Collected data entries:
..........

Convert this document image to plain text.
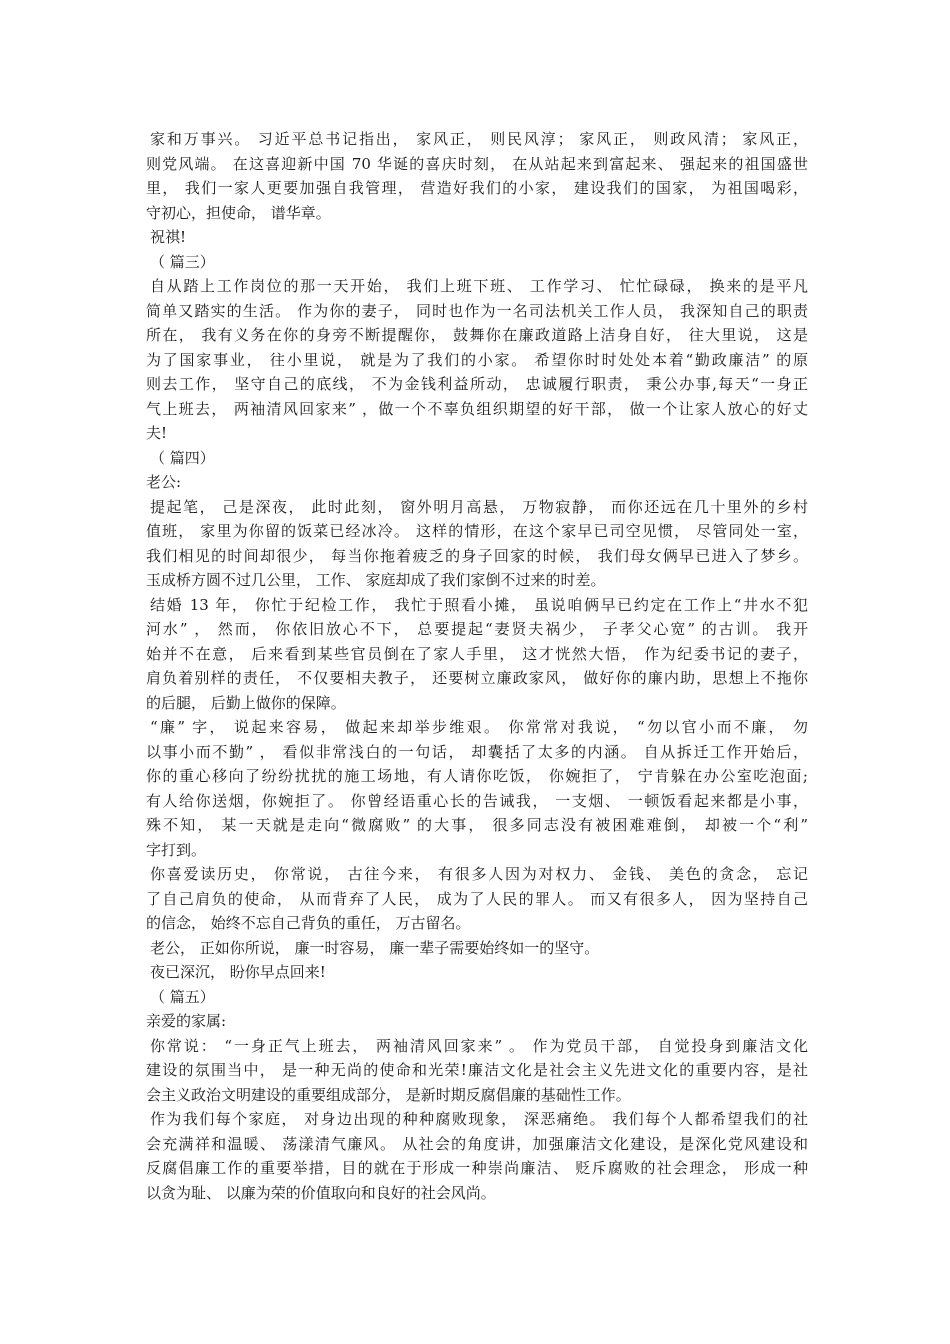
家和万事兴。 习近平总书记指出， 家风正， 则民风淳； 家风正， 则政风清； 家风正，
则党风端。 在这喜迎新中国 70 华诞的喜庆时刻， 在从站起来到富起来、 强起来的祖国盛世
里， 我们一家人更要加强自我管理， 营造好我们的小家， 建设我们的国家， 为祖国喝彩，
守初心，担使命， 谱华章。
祝祺!
（ 篇三）
自从踏上工作岗位的那一天开始， 我们上班下班、 工作学习、 忙忙碌碌， 换来的是平凡
简单又踏实的生活。 作为你的妻子， 同时也作为一名司法机关工作人员， 我深知自己的职责
所在， 我有义务在你的身旁不断提醒你， 鼓舞你在廉政道路上洁身自好， 往大里说， 这是
为了国家事业， 往小里说， 就是为了我们的小家。 希望你时时处处本着“勤政廉洁” 的原
则去工作， 坚守自己的底线， 不为金钱利益所动， 忠诚履行职责， 秉公办事,每天“一身正
气上班去， 两袖清风回家来” ，做一个不辜负组织期望的好干部， 做一个让家人放心的好丈
夫!
（ 篇四）
老公:
提起笔， 己是深夜， 此时此刻， 窗外明月高悬， 万物寂静， 而你还远在几十里外的乡村
值班， 家里为你留的饭菜已经冰冷。 这样的情形，在这个家早已司空见惯， 尽管同处一室，
我们相见的时间却很少， 每当你拖着疲乏的身子回家的时候， 我们母女俩早已进入了梦乡。
玉成桥方圆不过几公里， 工作、 家庭却成了我们家倒不过来的时差。
结婚 13 年， 你忙于纪检工作， 我忙于照看小摊， 虽说咱俩早已约定在工作上“井水不犯
河水” ， 然而， 你依旧放心不下， 总要提起“妻贤夫祸少， 子孝父心宽” 的古训。 我开
始并不在意， 后来看到某些官员倒在了家人手里， 这才恍然大悟， 作为纪委书记的妻子，
肩负着别样的责任， 不仅要相夫教子， 还要树立廉政家风， 做好你的廉内助，思想上不拖你
的后腿， 后勤上做你的保障。
“廉” 字， 说起来容易， 做起来却举步维艰。 你常常对我说， “勿以官小而不廉， 勿
以事小而不勤” ， 看似非常浅白的一句话， 却囊括了太多的内涵。 自从拆迁工作开始后，
你的重心移向了纷纷扰扰的施工场地，有人请你吃饭， 你婉拒了， 宁肯躲在办公室吃泡面;
有人给你送烟，你婉拒了。 你曾经语重心长的告诫我， 一支烟、 一顿饭看起来都是小事，
殊不知， 某一天就是走向“微腐败” 的大事， 很多同志没有被困难难倒， 却被一个“利”
字打到。
你喜爱读历史， 你常说， 古往今来， 有很多人因为对权力、 金钱、 美色的贪念， 忘记
了自己肩负的使命， 从而背弃了人民， 成为了人民的罪人。 而又有很多人， 因为坚持自己
的信念， 始终不忘自己背负的重任， 万古留名。
老公， 正如你所说， 廉一时容易， 廉一辈子需要始终如一的坚守。
夜已深沉， 盼你早点回来!
（ 篇五）
亲爱的家属:
你常说： “一身正气上班去， 两袖清风回家来” 。 作为党员干部， 自觉投身到廉洁文化
建设的氛围当中， 是一种无尚的使命和光荣!廉洁文化是社会主义先进文化的重要内容，是社
会主义政治文明建设的重要组成部分， 是新时期反腐倡廉的基础性工作。
作为我们每个家庭， 对身边出现的种种腐败现象， 深恶痛绝。 我们每个人都希望我们的社
会充满祥和温暖、 荡漾清气廉风。 从社会的角度讲，加强廉洁文化建设，是深化党风建设和
反腐倡廉工作的重要举措，目的就在于形成一种崇尚廉洁、 贬斥腐败的社会理念， 形成一种
以贪为耻、 以廉为荣的价值取向和良好的社会风尚。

..........

What is required. Set down all the data again exactly as above, pictures excluded.

Finished answer.
Convert this document image to plain text.
家和万事兴。 习近平总书记指出， 家风正， 则民风淳； 家风正， 则政风清； 家风正，
则党风端。 在这喜迎新中国 70 华诞的喜庆时刻， 在从站起来到富起来、 强起来的祖国盛世
里， 我们一家人更要加强自我管理， 营造好我们的小家， 建设我们的国家， 为祖国喝彩，
守初心，担使命， 谱华章。
祝祺!
（ 篇三）
自从踏上工作岗位的那一天开始， 我们上班下班、 工作学习、 忙忙碌碌， 换来的是平凡
简单又踏实的生活。 作为你的妻子， 同时也作为一名司法机关工作人员， 我深知自己的职责
所在， 我有义务在你的身旁不断提醒你， 鼓舞你在廉政道路上洁身自好， 往大里说， 这是
为了国家事业， 往小里说， 就是为了我们的小家。 希望你时时处处本着“勤政廉洁” 的原
则去工作， 坚守自己的底线， 不为金钱利益所动， 忠诚履行职责， 秉公办事,每天“一身正
气上班去， 两袖清风回家来” ，做一个不辜负组织期望的好干部， 做一个让家人放心的好丈
夫!
（ 篇四）
老公:
提起笔， 己是深夜， 此时此刻， 窗外明月高悬， 万物寂静， 而你还远在几十里外的乡村
值班， 家里为你留的饭菜已经冰冷。 这样的情形，在这个家早已司空见惯， 尽管同处一室，
我们相见的时间却很少， 每当你拖着疲乏的身子回家的时候， 我们母女俩早已进入了梦乡。
玉成桥方圆不过几公里， 工作、 家庭却成了我们家倒不过来的时差。
结婚 13 年， 你忙于纪检工作， 我忙于照看小摊， 虽说咱俩早已约定在工作上“井水不犯
河水” ， 然而， 你依旧放心不下， 总要提起“妻贤夫祸少， 子孝父心宽” 的古训。 我开
始并不在意， 后来看到某些官员倒在了家人手里， 这才恍然大悟， 作为纪委书记的妻子，
肩负着别样的责任， 不仅要相夫教子， 还要树立廉政家风， 做好你的廉内助，思想上不拖你
的后腿， 后勤上做你的保障。
“廉” 字， 说起来容易， 做起来却举步维艰。 你常常对我说， “勿以官小而不廉， 勿
以事小而不勤” ， 看似非常浅白的一句话， 却囊括了太多的内涵。 自从拆迁工作开始后，
你的重心移向了纷纷扰扰的施工场地，有人请你吃饭， 你婉拒了， 宁肯躲在办公室吃泡面;
有人给你送烟，你婉拒了。 你曾经语重心长的告诫我， 一支烟、 一顿饭看起来都是小事，
殊不知， 某一天就是走向“微腐败” 的大事， 很多同志没有被困难难倒， 却被一个“利”
字打到。
你喜爱读历史， 你常说， 古往今来， 有很多人因为对权力、 金钱、 美色的贪念， 忘记
了自己肩负的使命， 从而背弃了人民， 成为了人民的罪人。 而又有很多人， 因为坚持自己
的信念， 始终不忘自己背负的重任， 万古留名。
老公， 正如你所说， 廉一时容易， 廉一辈子需要始终如一的坚守。
夜已深沉， 盼你早点回来!
（ 篇五）
亲爱的家属:
你常说： “一身正气上班去， 两袖清风回家来” 。 作为党员干部， 自觉投身到廉洁文化
建设的氛围当中， 是一种无尚的使命和光荣!廉洁文化是社会主义先进文化的重要内容，是社
会主义政治文明建设的重要组成部分， 是新时期反腐倡廉的基础性工作。
作为我们每个家庭， 对身边出现的种种腐败现象， 深恶痛绝。 我们每个人都希望我们的社
会充满祥和温暖、 荡漾清气廉风。 从社会的角度讲，加强廉洁文化建设，是深化党风建设和
反腐倡廉工作的重要举措，目的就在于形成一种崇尚廉洁、 贬斥腐败的社会理念， 形成一种
以贪为耻、 以廉为荣的价值取向和良好的社会风尚。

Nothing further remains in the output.